Extract the full listing below without altering a single character.

◇ ◇ ◇ ◇ ◇ ◇ ◇

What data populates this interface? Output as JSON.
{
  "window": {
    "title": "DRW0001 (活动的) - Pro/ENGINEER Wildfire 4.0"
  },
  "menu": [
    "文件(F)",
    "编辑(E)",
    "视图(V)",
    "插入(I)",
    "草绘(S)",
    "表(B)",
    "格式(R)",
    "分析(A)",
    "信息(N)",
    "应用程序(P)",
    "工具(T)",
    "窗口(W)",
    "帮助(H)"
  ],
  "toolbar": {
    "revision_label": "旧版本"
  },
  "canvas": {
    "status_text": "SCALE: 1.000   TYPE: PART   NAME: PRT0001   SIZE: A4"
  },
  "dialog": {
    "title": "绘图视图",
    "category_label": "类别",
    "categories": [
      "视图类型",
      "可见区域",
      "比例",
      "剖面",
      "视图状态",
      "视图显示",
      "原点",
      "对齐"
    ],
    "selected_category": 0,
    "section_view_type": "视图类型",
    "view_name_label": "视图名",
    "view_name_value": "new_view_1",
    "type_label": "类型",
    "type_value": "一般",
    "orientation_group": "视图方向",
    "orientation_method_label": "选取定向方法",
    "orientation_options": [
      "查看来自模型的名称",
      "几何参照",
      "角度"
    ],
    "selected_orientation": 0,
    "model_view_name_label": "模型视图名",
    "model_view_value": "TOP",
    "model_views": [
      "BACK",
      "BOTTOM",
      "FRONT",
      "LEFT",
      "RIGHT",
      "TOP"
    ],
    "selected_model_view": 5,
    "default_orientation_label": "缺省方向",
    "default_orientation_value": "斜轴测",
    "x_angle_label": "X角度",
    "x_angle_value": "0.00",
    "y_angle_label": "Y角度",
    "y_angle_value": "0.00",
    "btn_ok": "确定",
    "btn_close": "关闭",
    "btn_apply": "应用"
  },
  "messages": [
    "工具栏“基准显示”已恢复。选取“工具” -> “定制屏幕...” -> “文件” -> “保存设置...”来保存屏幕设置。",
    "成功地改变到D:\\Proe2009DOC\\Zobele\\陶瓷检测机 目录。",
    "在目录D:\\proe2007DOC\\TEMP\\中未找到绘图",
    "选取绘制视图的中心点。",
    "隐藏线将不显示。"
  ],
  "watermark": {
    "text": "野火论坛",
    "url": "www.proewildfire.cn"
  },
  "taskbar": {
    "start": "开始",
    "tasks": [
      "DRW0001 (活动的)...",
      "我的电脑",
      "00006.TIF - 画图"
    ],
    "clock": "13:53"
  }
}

◇ ◇ ◇ ◇ ◇ ◇ ◇

Result:
What data populates this interface? Output as JSON.
{
  "window": {
    "title": "DRW0001 (活动的) - Pro/ENGINEER Wildfire 4.0"
  },
  "menu": [
    "文件(F)",
    "编辑(E)",
    "视图(V)",
    "插入(I)",
    "草绘(S)",
    "表(B)",
    "格式(R)",
    "分析(A)",
    "信息(N)",
    "应用程序(P)",
    "工具(T)",
    "窗口(W)",
    "帮助(H)"
  ],
  "toolbar": {
    "revision_label": "旧版本"
  },
  "canvas": {
    "status_text": "SCALE: 1.000   TYPE: PART   NAME: PRT0001   SIZE: A4"
  },
  "dialog": {
    "title": "绘图视图",
    "category_label": "类别",
    "categories": [
      "视图类型",
      "可见区域",
      "比例",
      "剖面",
      "视图状态",
      "视图显示",
      "原点",
      "对齐"
    ],
    "selected_category": 0,
    "section_view_type": "视图类型",
    "view_name_label": "视图名",
    "view_name_value": "new_view_1",
    "type_label": "类型",
    "type_value": "一般",
    "orientation_group": "视图方向",
    "orientation_method_label": "选取定向方法",
    "orientation_options": [
      "查看来自模型的名称",
      "几何参照",
      "角度"
    ],
    "selected_orientation": 0,
    "model_view_name_label": "模型视图名",
    "model_view_value": "TOP",
    "model_views": [
      "BACK",
      "BOTTOM",
      "FRONT",
      "LEFT",
      "RIGHT",
      "TOP"
    ],
    "selected_model_view": 5,
    "default_orientation_label": "缺省方向",
    "default_orientation_value": "斜轴测",
    "x_angle_label": "X角度",
    "x_angle_value": "0.00",
    "y_angle_label": "Y角度",
    "y_angle_value": "0.00",
    "btn_ok": "确定",
    "btn_close": "关闭",
    "btn_apply": "应用"
  },
  "messages": [
    "工具栏“基准显示”已恢复。选取“工具” -> “定制屏幕...” -> “文件” -> “保存设置...”来保存屏幕设置。",
    "成功地改变到D:\\Proe2009DOC\\Zobele\\陶瓷检测机 目录。",
    "在目录D:\\proe2007DOC\\TEMP\\中未找到绘图",
    "选取绘制视图的中心点。",
    "隐藏线将不显示。"
  ],
  "watermark": {
    "text": "野火论坛",
    "url": "www.proewildfire.cn"
  },
  "taskbar": {
    "start": "开始",
    "tasks": [
      "DRW0001 (活动的)...",
      "我的电脑",
      "00006.TIF - 画图"
    ],
    "clock": "13:53"
  }
}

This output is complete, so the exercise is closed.